— Exercise details —
Find and return each line containing "JSON".
-- Start --
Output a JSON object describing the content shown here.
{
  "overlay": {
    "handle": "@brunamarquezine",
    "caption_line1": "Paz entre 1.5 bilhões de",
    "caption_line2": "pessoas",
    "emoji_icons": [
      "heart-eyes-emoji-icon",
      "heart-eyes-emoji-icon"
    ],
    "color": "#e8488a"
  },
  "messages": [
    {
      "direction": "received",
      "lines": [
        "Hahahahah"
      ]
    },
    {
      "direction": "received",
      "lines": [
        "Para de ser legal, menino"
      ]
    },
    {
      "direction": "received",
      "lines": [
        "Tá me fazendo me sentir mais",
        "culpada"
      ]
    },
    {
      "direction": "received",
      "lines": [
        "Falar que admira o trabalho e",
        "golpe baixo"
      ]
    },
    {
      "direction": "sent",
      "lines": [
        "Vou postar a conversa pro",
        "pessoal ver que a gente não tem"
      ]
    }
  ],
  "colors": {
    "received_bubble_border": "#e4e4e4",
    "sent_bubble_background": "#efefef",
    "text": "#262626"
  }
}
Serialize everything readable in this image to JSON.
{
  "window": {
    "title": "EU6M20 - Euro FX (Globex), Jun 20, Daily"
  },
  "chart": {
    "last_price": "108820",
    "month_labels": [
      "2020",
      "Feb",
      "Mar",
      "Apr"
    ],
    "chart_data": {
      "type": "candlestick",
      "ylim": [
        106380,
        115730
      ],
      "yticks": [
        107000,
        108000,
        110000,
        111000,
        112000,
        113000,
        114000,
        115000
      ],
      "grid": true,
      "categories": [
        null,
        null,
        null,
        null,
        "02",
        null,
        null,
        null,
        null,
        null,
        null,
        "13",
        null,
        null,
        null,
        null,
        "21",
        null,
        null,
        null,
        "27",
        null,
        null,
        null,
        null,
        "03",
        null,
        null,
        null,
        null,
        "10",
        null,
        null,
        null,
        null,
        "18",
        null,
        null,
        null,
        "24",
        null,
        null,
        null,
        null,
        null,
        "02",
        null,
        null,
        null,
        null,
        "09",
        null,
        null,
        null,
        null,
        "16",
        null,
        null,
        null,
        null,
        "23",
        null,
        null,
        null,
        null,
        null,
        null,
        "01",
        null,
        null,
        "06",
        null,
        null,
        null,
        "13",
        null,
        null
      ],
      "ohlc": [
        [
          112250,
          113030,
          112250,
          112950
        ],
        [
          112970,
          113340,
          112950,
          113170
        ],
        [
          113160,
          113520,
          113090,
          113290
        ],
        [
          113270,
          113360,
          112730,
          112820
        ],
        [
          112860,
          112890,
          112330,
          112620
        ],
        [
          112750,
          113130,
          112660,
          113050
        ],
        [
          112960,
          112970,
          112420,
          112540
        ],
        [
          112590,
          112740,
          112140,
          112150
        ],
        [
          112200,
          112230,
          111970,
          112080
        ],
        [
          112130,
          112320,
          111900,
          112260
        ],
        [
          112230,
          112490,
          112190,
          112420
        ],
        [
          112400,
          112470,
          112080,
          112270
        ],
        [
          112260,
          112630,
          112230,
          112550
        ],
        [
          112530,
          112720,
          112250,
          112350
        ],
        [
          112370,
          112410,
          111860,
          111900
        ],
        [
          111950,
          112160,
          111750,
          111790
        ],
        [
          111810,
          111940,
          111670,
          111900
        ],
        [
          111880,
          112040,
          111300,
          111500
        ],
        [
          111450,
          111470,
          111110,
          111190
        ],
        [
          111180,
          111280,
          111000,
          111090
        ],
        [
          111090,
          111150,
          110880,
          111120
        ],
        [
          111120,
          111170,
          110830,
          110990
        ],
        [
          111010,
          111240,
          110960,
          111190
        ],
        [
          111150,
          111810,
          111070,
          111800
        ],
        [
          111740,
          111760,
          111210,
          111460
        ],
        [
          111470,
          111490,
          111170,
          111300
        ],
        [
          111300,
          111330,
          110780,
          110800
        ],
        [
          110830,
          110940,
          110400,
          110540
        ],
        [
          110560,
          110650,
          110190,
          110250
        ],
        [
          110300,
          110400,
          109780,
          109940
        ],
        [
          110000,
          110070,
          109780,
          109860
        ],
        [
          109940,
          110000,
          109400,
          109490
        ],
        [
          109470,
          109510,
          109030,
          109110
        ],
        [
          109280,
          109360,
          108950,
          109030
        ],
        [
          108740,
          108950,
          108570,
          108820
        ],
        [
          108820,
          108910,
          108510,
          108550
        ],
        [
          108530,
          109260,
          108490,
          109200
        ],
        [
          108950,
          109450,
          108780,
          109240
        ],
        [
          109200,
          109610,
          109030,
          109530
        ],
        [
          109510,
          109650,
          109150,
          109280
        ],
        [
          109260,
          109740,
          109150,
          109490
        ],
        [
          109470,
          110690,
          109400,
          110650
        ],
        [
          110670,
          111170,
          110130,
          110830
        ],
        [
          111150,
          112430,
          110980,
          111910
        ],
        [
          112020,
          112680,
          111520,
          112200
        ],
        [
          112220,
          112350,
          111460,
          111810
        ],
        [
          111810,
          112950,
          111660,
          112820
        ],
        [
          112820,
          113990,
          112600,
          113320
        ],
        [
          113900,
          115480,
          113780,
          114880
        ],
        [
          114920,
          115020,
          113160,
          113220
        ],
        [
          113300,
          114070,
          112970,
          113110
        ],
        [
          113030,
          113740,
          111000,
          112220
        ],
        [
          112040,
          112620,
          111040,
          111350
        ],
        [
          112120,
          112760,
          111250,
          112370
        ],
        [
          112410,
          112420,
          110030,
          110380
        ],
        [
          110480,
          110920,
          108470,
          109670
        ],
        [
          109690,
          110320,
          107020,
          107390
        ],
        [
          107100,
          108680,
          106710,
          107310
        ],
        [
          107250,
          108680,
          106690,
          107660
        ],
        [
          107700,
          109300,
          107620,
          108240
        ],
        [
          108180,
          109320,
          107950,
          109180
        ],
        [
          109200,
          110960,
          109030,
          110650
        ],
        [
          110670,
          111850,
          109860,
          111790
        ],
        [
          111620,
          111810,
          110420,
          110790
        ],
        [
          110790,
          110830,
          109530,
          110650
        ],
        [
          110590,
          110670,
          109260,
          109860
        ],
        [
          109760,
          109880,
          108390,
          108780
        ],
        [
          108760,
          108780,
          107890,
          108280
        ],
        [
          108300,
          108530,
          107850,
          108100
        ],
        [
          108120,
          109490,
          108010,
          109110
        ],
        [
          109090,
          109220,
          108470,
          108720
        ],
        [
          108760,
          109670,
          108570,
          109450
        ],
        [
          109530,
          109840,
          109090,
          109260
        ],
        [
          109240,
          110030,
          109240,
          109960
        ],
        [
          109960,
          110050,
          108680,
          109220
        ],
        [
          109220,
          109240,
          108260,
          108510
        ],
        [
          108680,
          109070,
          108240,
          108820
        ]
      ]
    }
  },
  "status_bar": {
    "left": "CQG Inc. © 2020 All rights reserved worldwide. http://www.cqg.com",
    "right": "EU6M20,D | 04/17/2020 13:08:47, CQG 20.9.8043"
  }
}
-- End --
— Answer to this task —
Output a JSON object describing the content shown here.
Serialize everything readable in this image to JSON.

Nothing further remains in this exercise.